* Work to be completed: What follows is a listing to be transcribed exactly.

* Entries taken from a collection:

** start **

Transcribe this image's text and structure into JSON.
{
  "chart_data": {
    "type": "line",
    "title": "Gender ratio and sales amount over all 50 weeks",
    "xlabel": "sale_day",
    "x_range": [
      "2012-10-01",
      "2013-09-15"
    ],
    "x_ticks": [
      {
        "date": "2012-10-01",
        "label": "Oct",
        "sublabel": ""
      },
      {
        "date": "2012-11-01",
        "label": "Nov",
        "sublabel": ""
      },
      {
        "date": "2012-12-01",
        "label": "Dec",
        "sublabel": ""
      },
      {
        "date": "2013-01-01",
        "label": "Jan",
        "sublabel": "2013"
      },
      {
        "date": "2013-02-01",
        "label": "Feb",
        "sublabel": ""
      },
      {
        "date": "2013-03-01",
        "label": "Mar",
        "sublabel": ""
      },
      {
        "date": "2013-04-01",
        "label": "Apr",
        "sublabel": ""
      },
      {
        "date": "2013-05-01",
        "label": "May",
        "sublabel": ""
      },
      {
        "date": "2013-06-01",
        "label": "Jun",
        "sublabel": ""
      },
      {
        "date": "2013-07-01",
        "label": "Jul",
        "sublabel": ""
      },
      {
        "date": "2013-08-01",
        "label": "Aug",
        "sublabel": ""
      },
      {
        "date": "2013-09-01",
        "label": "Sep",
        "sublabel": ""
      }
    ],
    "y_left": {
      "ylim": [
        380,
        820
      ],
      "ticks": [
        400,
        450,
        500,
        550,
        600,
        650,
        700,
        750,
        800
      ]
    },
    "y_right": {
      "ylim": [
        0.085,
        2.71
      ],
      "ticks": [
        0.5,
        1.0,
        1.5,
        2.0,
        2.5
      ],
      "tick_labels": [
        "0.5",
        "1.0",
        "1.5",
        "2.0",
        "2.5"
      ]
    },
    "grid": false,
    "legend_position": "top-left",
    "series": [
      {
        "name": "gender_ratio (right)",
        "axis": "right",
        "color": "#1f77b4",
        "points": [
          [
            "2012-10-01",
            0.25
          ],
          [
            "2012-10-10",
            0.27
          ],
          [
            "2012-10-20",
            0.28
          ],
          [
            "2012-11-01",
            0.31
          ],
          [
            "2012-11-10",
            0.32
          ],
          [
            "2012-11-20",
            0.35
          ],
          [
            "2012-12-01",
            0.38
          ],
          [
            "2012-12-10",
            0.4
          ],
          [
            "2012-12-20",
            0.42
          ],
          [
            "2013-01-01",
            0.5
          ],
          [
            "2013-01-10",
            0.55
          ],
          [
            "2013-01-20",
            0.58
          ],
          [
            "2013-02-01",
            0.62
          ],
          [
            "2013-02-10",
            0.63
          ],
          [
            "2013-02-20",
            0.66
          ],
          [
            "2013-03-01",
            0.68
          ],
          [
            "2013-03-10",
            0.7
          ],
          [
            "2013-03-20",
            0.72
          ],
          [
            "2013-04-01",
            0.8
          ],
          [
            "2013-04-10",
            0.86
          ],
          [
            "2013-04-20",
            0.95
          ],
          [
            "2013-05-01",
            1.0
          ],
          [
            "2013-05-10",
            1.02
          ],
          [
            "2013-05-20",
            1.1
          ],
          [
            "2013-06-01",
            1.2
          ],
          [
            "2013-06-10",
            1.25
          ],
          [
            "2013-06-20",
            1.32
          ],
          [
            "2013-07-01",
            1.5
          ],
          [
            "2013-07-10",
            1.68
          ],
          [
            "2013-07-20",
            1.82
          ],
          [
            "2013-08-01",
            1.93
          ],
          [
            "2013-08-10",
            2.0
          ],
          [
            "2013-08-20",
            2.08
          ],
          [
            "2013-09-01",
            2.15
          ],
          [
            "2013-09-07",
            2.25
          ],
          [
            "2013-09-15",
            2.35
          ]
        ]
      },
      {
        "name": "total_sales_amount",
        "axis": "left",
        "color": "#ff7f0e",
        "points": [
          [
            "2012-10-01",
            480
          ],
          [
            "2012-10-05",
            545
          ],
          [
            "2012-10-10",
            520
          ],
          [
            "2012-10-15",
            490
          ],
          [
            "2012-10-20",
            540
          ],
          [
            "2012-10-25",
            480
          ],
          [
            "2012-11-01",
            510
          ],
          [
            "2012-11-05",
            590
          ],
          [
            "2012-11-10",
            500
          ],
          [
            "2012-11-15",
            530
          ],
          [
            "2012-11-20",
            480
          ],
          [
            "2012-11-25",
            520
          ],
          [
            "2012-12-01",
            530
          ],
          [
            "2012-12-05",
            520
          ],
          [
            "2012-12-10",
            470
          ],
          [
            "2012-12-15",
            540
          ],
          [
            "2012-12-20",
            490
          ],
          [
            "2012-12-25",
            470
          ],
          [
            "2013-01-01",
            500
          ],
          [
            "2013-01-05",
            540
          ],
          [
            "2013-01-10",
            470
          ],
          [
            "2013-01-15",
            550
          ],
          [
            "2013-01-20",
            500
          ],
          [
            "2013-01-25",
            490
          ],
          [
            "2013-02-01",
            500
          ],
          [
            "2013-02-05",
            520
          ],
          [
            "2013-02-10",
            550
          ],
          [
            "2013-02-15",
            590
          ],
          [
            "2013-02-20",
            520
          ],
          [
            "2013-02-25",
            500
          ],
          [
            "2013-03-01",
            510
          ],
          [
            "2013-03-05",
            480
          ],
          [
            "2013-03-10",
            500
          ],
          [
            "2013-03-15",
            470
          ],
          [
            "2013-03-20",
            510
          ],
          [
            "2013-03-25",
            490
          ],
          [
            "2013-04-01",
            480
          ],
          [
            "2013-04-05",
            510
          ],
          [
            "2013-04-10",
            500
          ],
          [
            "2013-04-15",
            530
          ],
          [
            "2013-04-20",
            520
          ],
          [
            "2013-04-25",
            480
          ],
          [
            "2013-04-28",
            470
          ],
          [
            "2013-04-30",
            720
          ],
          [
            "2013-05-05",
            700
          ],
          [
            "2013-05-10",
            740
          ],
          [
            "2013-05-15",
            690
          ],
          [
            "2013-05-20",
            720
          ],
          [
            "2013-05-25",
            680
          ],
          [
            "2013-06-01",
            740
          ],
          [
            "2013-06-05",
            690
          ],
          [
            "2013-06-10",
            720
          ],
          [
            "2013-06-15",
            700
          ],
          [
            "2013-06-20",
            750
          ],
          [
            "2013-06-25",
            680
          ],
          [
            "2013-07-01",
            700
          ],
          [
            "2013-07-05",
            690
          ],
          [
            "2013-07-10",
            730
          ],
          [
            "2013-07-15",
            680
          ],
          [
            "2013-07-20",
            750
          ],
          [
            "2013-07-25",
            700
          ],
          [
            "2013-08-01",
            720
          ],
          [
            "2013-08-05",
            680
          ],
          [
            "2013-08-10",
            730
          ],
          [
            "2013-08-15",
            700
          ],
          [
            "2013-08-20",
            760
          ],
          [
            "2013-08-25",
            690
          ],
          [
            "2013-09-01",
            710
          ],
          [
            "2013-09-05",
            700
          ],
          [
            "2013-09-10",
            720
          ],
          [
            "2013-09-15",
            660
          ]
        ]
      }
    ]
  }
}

** end **

* Exercise answer:
Transcribe this image's text and structure into JSON.
{
  "chart_data": {
    "type": "line",
    "title": "Gender ratio and sales amount over all 50 weeks",
    "xlabel": "sale_day",
    "x_range": [
      "2012-10-01",
      "2013-09-15"
    ],
    "x_ticks": [
      {
        "date": "2012-10-01",
        "label": "Oct",
        "sublabel": ""
      },
      {
        "date": "2012-11-01",
        "label": "Nov",
        "sublabel": ""
      },
      {
        "date": "2012-12-01",
        "label": "Dec",
        "sublabel": ""
      },
      {
        "date": "2013-01-01",
        "label": "Jan",
        "sublabel": "2013"
      },
      {
        "date": "2013-02-01",
        "label": "Feb",
        "sublabel": ""
      },
      {
        "date": "2013-03-01",
        "label": "Mar",
        "sublabel": ""
      },
      {
        "date": "2013-04-01",
        "label": "Apr",
        "sublabel": ""
      },
      {
        "date": "2013-05-01",
        "label": "May",
        "sublabel": ""
      },
      {
        "date": "2013-06-01",
        "label": "Jun",
        "sublabel": ""
      },
      {
        "date": "2013-07-01",
        "label": "Jul",
        "sublabel": ""
      },
      {
        "date": "2013-08-01",
        "label": "Aug",
        "sublabel": ""
      },
      {
        "date": "2013-09-01",
        "label": "Sep",
        "sublabel": ""
      }
    ],
    "y_left": {
      "ylim": [
        380,
        820
      ],
      "ticks": [
        400,
        450,
        500,
        550,
        600,
        650,
        700,
        750,
        800
      ]
    },
    "y_right": {
      "ylim": [
        0.085,
        2.71
      ],
      "ticks": [
        0.5,
        1.0,
        1.5,
        2.0,
        2.5
      ],
      "tick_labels": [
        "0.5",
        "1.0",
        "1.5",
        "2.0",
        "2.5"
      ]
    },
    "grid": false,
    "legend_position": "top-left",
    "series": [
      {
        "name": "gender_ratio (right)",
        "axis": "right",
        "color": "#1f77b4",
        "points": [
          [
            "2012-10-01",
            0.25
          ],
          [
            "2012-10-10",
            0.27
          ],
          [
            "2012-10-20",
            0.28
          ],
          [
            "2012-11-01",
            0.31
          ],
          [
            "2012-11-10",
            0.32
          ],
          [
            "2012-11-20",
            0.35
          ],
          [
            "2012-12-01",
            0.38
          ],
          [
            "2012-12-10",
            0.4
          ],
          [
            "2012-12-20",
            0.42
          ],
          [
            "2013-01-01",
            0.5
          ],
          [
            "2013-01-10",
            0.55
          ],
          [
            "2013-01-20",
            0.58
          ],
          [
            "2013-02-01",
            0.62
          ],
          [
            "2013-02-10",
            0.63
          ],
          [
            "2013-02-20",
            0.66
          ],
          [
            "2013-03-01",
            0.68
          ],
          [
            "2013-03-10",
            0.7
          ],
          [
            "2013-03-20",
            0.72
          ],
          [
            "2013-04-01",
            0.8
          ],
          [
            "2013-04-10",
            0.86
          ],
          [
            "2013-04-20",
            0.95
          ],
          [
            "2013-05-01",
            1.0
          ],
          [
            "2013-05-10",
            1.02
          ],
          [
            "2013-05-20",
            1.1
          ],
          [
            "2013-06-01",
            1.2
          ],
          [
            "2013-06-10",
            1.25
          ],
          [
            "2013-06-20",
            1.32
          ],
          [
            "2013-07-01",
            1.5
          ],
          [
            "2013-07-10",
            1.68
          ],
          [
            "2013-07-20",
            1.82
          ],
          [
            "2013-08-01",
            1.93
          ],
          [
            "2013-08-10",
            2.0
          ],
          [
            "2013-08-20",
            2.08
          ],
          [
            "2013-09-01",
            2.15
          ],
          [
            "2013-09-07",
            2.25
          ],
          [
            "2013-09-15",
            2.35
          ]
        ]
      },
      {
        "name": "total_sales_amount",
        "axis": "left",
        "color": "#ff7f0e",
        "points": [
          [
            "2012-10-01",
            480
          ],
          [
            "2012-10-05",
            545
          ],
          [
            "2012-10-10",
            520
          ],
          [
            "2012-10-15",
            490
          ],
          [
            "2012-10-20",
            540
          ],
          [
            "2012-10-25",
            480
          ],
          [
            "2012-11-01",
            510
          ],
          [
            "2012-11-05",
            590
          ],
          [
            "2012-11-10",
            500
          ],
          [
            "2012-11-15",
            530
          ],
          [
            "2012-11-20",
            480
          ],
          [
            "2012-11-25",
            520
          ],
          [
            "2012-12-01",
            530
          ],
          [
            "2012-12-05",
            520
          ],
          [
            "2012-12-10",
            470
          ],
          [
            "2012-12-15",
            540
          ],
          [
            "2012-12-20",
            490
          ],
          [
            "2012-12-25",
            470
          ],
          [
            "2013-01-01",
            500
          ],
          [
            "2013-01-05",
            540
          ],
          [
            "2013-01-10",
            470
          ],
          [
            "2013-01-15",
            550
          ],
          [
            "2013-01-20",
            500
          ],
          [
            "2013-01-25",
            490
          ],
          [
            "2013-02-01",
            500
          ],
          [
            "2013-02-05",
            520
          ],
          [
            "2013-02-10",
            550
          ],
          [
            "2013-02-15",
            590
          ],
          [
            "2013-02-20",
            520
          ],
          [
            "2013-02-25",
            500
          ],
          [
            "2013-03-01",
            510
          ],
          [
            "2013-03-05",
            480
          ],
          [
            "2013-03-10",
            500
          ],
          [
            "2013-03-15",
            470
          ],
          [
            "2013-03-20",
            510
          ],
          [
            "2013-03-25",
            490
          ],
          [
            "2013-04-01",
            480
          ],
          [
            "2013-04-05",
            510
          ],
          [
            "2013-04-10",
            500
          ],
          [
            "2013-04-15",
            530
          ],
          [
            "2013-04-20",
            520
          ],
          [
            "2013-04-25",
            480
          ],
          [
            "2013-04-28",
            470
          ],
          [
            "2013-04-30",
            720
          ],
          [
            "2013-05-05",
            700
          ],
          [
            "2013-05-10",
            740
          ],
          [
            "2013-05-15",
            690
          ],
          [
            "2013-05-20",
            720
          ],
          [
            "2013-05-25",
            680
          ],
          [
            "2013-06-01",
            740
          ],
          [
            "2013-06-05",
            690
          ],
          [
            "2013-06-10",
            720
          ],
          [
            "2013-06-15",
            700
          ],
          [
            "2013-06-20",
            750
          ],
          [
            "2013-06-25",
            680
          ],
          [
            "2013-07-01",
            700
          ],
          [
            "2013-07-05",
            690
          ],
          [
            "2013-07-10",
            730
          ],
          [
            "2013-07-15",
            680
          ],
          [
            "2013-07-20",
            750
          ],
          [
            "2013-07-25",
            700
          ],
          [
            "2013-08-01",
            720
          ],
          [
            "2013-08-05",
            680
          ],
          [
            "2013-08-10",
            730
          ],
          [
            "2013-08-15",
            700
          ],
          [
            "2013-08-20",
            760
          ],
          [
            "2013-08-25",
            690
          ],
          [
            "2013-09-01",
            710
          ],
          [
            "2013-09-05",
            700
          ],
          [
            "2013-09-10",
            720
          ],
          [
            "2013-09-15",
            660
          ]
        ]
      }
    ]
  }
}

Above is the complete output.